Work to be completed -
Where a line holds the string "this", return that line.

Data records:
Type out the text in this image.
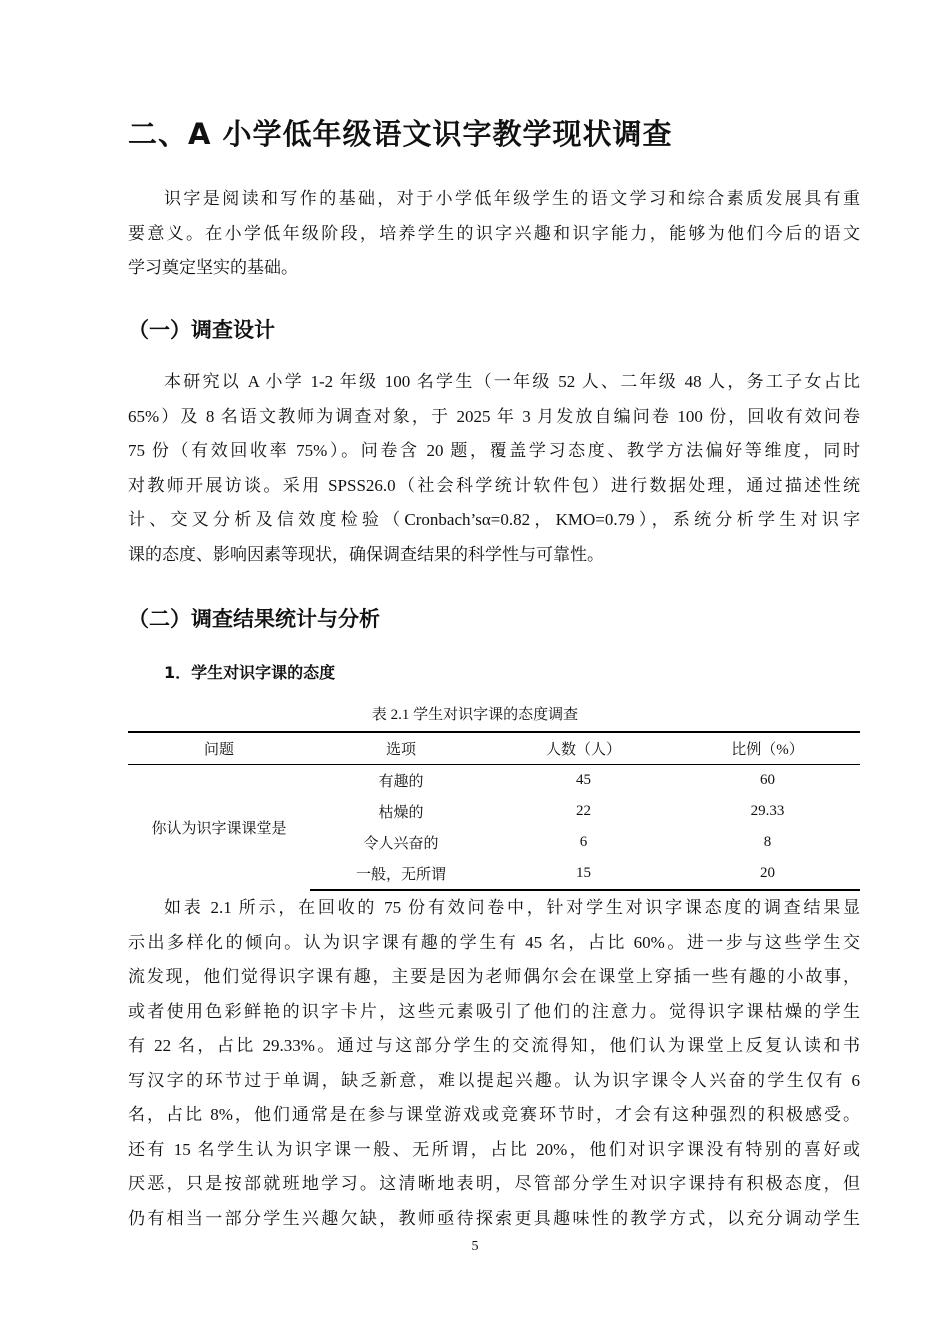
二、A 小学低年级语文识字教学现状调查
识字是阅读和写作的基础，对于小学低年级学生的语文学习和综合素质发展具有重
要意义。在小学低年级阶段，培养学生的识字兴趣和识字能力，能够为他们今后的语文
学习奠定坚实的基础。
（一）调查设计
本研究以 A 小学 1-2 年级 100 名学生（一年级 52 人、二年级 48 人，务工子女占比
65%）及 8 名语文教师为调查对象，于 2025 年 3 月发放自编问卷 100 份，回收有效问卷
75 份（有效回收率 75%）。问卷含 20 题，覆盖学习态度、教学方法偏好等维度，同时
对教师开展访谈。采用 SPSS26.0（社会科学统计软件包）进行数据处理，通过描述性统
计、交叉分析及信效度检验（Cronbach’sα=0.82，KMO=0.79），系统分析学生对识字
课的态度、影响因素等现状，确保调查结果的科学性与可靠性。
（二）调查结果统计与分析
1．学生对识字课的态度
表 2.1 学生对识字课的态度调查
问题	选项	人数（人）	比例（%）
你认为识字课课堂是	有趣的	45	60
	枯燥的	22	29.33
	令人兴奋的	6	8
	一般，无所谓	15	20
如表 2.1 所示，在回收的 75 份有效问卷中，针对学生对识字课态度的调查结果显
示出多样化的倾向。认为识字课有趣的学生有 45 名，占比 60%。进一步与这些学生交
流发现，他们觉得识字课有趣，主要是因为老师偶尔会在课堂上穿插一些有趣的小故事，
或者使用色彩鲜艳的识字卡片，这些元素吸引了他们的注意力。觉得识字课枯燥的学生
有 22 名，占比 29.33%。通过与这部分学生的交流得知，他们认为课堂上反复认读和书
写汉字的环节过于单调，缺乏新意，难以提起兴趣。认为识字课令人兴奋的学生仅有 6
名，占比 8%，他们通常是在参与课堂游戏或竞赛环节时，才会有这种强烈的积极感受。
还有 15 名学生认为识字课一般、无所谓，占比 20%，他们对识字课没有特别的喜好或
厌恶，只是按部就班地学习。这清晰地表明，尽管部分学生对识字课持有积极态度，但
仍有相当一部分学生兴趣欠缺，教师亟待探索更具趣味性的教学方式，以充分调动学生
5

...

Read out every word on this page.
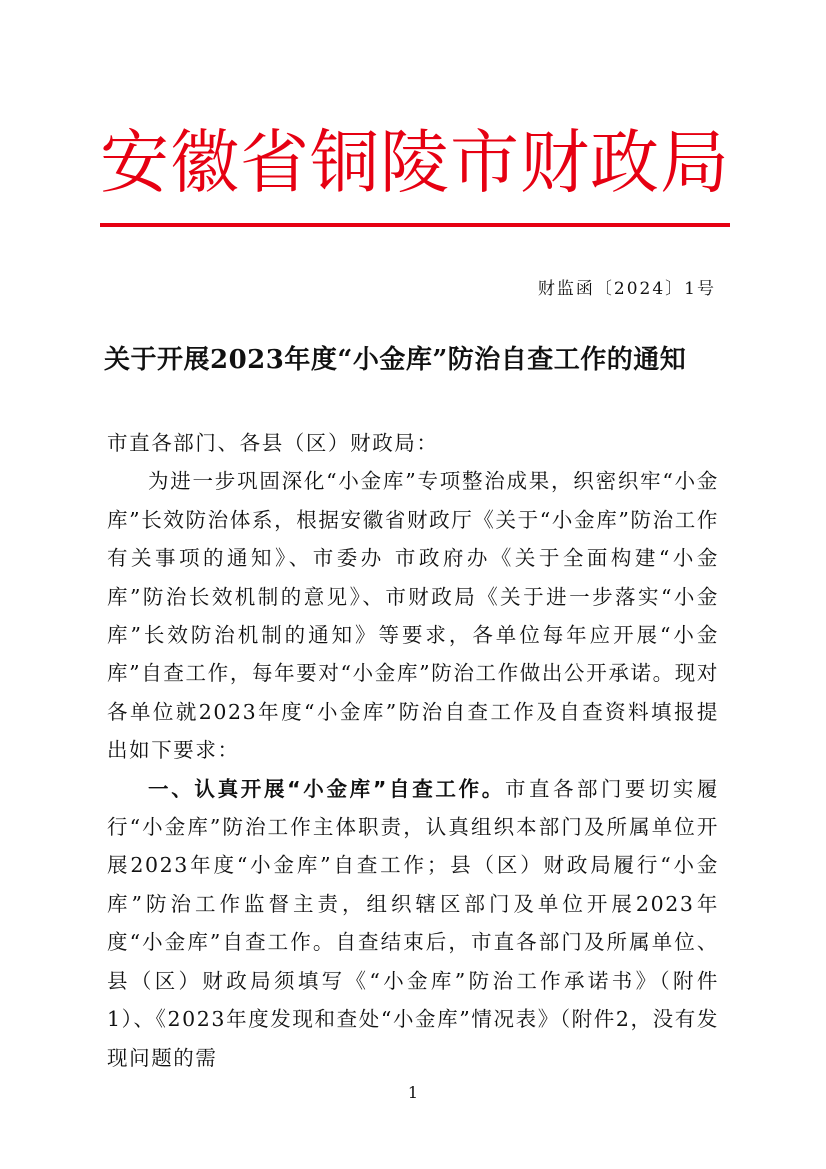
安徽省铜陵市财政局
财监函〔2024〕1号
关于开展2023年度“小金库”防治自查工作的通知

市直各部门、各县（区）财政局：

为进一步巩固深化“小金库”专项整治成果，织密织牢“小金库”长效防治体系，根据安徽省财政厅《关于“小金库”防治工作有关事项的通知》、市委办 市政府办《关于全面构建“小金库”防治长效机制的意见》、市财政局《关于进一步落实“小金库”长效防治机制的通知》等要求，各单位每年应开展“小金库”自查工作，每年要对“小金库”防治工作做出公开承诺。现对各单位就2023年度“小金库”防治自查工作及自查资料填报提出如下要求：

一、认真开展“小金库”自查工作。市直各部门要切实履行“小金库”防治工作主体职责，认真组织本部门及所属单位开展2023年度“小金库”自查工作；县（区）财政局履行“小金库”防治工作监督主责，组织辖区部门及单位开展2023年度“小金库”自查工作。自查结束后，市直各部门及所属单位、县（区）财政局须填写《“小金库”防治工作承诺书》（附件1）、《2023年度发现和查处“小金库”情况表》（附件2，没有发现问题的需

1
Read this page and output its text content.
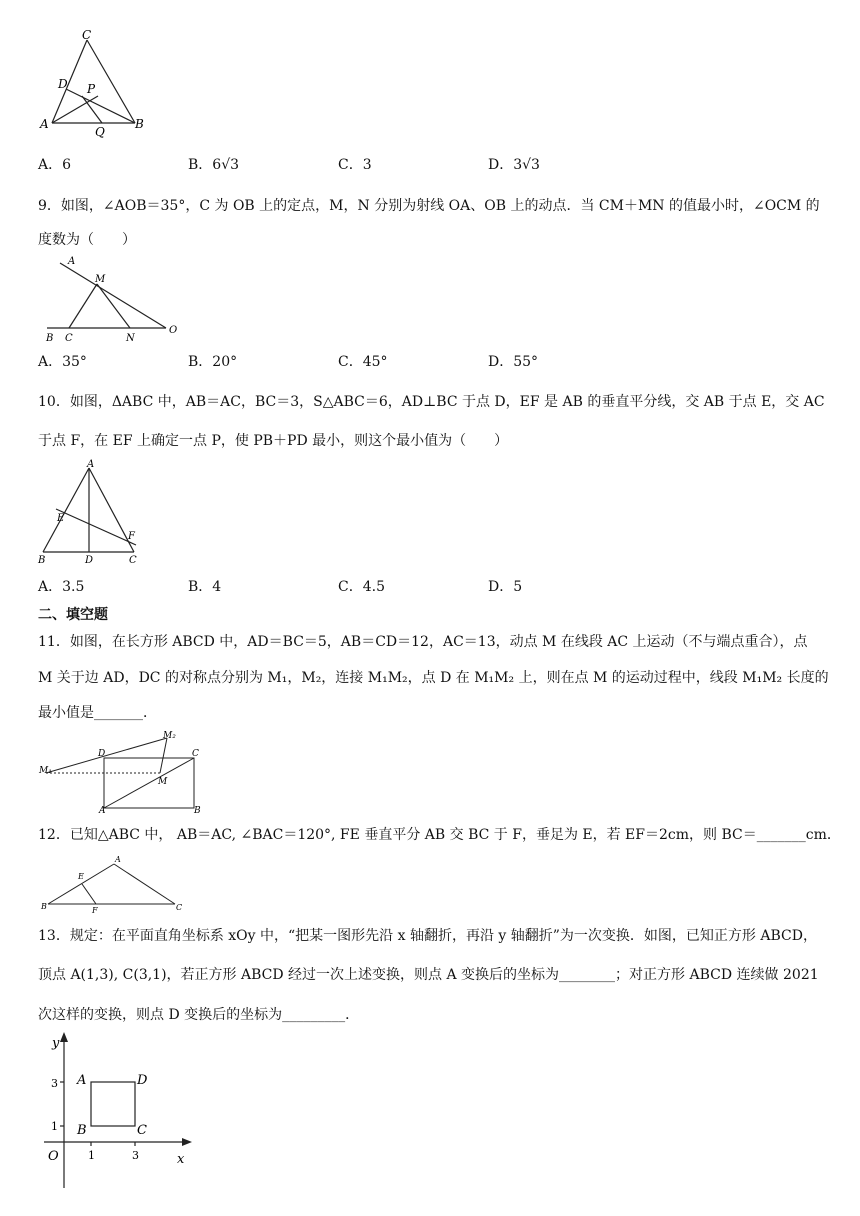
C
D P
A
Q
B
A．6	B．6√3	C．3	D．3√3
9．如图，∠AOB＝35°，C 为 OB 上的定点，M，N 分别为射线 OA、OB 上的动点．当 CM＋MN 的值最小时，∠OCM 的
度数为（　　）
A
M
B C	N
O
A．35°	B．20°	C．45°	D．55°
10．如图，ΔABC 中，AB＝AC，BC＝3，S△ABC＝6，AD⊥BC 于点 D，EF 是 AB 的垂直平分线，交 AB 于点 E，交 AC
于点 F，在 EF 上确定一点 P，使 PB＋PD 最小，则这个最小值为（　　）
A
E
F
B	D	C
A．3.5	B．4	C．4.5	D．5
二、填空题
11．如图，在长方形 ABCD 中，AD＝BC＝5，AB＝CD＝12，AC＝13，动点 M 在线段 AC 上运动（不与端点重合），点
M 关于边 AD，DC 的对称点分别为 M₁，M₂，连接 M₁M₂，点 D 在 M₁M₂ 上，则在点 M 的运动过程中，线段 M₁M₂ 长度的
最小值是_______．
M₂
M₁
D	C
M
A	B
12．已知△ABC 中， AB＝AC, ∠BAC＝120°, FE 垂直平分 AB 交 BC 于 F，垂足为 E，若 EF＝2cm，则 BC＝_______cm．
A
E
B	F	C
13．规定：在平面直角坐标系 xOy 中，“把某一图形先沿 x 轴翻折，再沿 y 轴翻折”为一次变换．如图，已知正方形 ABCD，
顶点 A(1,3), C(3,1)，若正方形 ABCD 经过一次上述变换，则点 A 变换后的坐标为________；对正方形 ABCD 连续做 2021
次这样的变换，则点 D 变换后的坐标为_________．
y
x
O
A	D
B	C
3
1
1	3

Answer in full -
Type out the text in this image.
Read out every word on this page.
Read this page and output its text content.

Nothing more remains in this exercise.